Exercise objective: Your task is to write out exactly the lines from the line containing "What does this" through the end of the records, inclusive at both ends.

┌────────

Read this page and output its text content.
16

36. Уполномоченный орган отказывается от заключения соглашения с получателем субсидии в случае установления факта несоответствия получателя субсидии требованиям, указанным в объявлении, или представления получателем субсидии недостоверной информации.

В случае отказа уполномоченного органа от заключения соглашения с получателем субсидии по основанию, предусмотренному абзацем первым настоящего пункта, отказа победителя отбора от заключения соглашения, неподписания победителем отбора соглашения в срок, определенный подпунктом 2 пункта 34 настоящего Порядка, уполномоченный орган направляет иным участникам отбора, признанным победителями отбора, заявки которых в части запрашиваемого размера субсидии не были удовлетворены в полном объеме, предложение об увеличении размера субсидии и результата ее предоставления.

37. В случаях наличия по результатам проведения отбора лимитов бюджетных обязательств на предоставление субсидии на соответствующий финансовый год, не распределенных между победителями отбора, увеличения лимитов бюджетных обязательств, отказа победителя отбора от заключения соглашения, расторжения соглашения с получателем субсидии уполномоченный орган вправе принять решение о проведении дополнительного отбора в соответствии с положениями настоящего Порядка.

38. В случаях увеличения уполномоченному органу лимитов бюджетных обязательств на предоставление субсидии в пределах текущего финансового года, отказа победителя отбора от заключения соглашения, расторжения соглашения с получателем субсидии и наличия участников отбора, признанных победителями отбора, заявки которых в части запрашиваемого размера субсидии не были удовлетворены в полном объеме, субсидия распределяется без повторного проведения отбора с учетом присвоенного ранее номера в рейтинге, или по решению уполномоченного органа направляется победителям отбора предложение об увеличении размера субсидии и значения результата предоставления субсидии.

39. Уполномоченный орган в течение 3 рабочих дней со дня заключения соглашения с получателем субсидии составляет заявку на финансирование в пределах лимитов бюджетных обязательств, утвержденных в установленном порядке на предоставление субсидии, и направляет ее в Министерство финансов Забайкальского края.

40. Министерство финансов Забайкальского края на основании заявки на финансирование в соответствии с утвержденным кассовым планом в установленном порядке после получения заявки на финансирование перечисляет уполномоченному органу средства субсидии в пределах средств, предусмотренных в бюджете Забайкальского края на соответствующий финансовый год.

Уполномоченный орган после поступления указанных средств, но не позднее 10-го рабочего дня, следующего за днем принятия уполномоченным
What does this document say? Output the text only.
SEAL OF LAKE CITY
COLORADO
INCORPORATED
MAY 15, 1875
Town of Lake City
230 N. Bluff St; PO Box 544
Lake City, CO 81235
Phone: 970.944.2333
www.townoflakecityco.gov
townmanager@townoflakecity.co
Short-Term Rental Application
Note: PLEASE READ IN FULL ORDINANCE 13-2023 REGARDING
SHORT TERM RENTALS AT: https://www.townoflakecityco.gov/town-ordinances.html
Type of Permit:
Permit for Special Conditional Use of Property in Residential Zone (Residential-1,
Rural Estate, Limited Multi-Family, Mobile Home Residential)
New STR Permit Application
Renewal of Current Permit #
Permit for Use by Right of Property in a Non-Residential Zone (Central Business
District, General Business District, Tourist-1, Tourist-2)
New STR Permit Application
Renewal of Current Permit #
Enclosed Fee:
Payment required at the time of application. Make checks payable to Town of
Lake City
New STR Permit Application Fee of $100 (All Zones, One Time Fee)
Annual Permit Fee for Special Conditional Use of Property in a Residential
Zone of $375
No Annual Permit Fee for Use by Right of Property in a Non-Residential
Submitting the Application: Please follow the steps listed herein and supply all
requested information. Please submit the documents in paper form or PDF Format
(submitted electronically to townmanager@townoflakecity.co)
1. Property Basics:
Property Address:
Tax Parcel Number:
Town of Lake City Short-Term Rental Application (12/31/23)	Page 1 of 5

└────────

Complete response:
What does this document say? Output the text only.
SEAL OF LAKE CITY
COLORADO
INCORPORATED
MAY 15, 1875
Town of Lake City
230 N. Bluff St; PO Box 544
Lake City, CO 81235
Phone: 970.944.2333
www.townoflakecityco.gov
townmanager@townoflakecity.co
Short-Term Rental Application
Note: PLEASE READ IN FULL ORDINANCE 13-2023 REGARDING
SHORT TERM RENTALS AT: https://www.townoflakecityco.gov/town-ordinances.html
Type of Permit:
Permit for Special Conditional Use of Property in Residential Zone (Residential-1,
Rural Estate, Limited Multi-Family, Mobile Home Residential)
New STR Permit Application
Renewal of Current Permit #
Permit for Use by Right of Property in a Non-Residential Zone (Central Business
District, General Business District, Tourist-1, Tourist-2)
New STR Permit Application
Renewal of Current Permit #
Enclosed Fee:
Payment required at the time of application. Make checks payable to Town of
Lake City
New STR Permit Application Fee of $100 (All Zones, One Time Fee)
Annual Permit Fee for Special Conditional Use of Property in a Residential
Zone of $375
No Annual Permit Fee for Use by Right of Property in a Non-Residential
Submitting the Application: Please follow the steps listed herein and supply all
requested information. Please submit the documents in paper form or PDF Format
(submitted electronically to townmanager@townoflakecity.co)
1. Property Basics:
Property Address:
Tax Parcel Number:
Town of Lake City Short-Term Rental Application (12/31/23)	Page 1 of 5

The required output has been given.